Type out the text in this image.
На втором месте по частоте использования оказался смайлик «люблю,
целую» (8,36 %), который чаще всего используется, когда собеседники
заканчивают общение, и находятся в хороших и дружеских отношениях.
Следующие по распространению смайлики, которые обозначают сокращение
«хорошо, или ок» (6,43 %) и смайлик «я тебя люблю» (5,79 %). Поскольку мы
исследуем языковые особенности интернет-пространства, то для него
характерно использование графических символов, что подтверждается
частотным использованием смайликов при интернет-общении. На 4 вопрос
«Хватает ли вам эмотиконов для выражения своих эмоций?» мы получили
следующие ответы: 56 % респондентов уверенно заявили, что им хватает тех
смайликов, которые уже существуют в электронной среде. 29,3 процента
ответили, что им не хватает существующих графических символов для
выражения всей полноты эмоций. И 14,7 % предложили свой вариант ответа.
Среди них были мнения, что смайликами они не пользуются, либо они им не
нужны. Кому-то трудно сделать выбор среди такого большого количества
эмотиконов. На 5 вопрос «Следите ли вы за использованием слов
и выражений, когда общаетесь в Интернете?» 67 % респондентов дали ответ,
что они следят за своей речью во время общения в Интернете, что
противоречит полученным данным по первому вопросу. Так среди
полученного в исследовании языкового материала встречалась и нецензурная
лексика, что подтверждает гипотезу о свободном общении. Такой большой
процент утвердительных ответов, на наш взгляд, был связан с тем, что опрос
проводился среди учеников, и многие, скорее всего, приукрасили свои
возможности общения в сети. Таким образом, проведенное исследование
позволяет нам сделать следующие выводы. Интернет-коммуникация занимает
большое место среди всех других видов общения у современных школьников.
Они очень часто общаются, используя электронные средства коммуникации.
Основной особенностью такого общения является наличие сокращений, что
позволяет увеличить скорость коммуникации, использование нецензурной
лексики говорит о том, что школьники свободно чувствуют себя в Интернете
———
**Work to complete:** Type out the full listing again, exactly as given.

**Solution:**
Type out the text in this image.
На втором месте по частоте использования оказался смайлик «люблю,
целую» (8,36 %), который чаще всего используется, когда собеседники
заканчивают общение, и находятся в хороших и дружеских отношениях.
Следующие по распространению смайлики, которые обозначают сокращение
«хорошо, или ок» (6,43 %) и смайлик «я тебя люблю» (5,79 %). Поскольку мы
исследуем языковые особенности интернет-пространства, то для него
характерно использование графических символов, что подтверждается
частотным использованием смайликов при интернет-общении. На 4 вопрос
«Хватает ли вам эмотиконов для выражения своих эмоций?» мы получили
следующие ответы: 56 % респондентов уверенно заявили, что им хватает тех
смайликов, которые уже существуют в электронной среде. 29,3 процента
ответили, что им не хватает существующих графических символов для
выражения всей полноты эмоций. И 14,7 % предложили свой вариант ответа.
Среди них были мнения, что смайликами они не пользуются, либо они им не
нужны. Кому-то трудно сделать выбор среди такого большого количества
эмотиконов. На 5 вопрос «Следите ли вы за использованием слов
и выражений, когда общаетесь в Интернете?» 67 % респондентов дали ответ,
что они следят за своей речью во время общения в Интернете, что
противоречит полученным данным по первому вопросу. Так среди
полученного в исследовании языкового материала встречалась и нецензурная
лексика, что подтверждает гипотезу о свободном общении. Такой большой
процент утвердительных ответов, на наш взгляд, был связан с тем, что опрос
проводился среди учеников, и многие, скорее всего, приукрасили свои
возможности общения в сети. Таким образом, проведенное исследование
позволяет нам сделать следующие выводы. Интернет-коммуникация занимает
большое место среди всех других видов общения у современных школьников.
Они очень часто общаются, используя электронные средства коммуникации.
Основной особенностью такого общения является наличие сокращений, что
позволяет увеличить скорость коммуникации, использование нецензурной
лексики говорит о том, что школьники свободно чувствуют себя в Интернете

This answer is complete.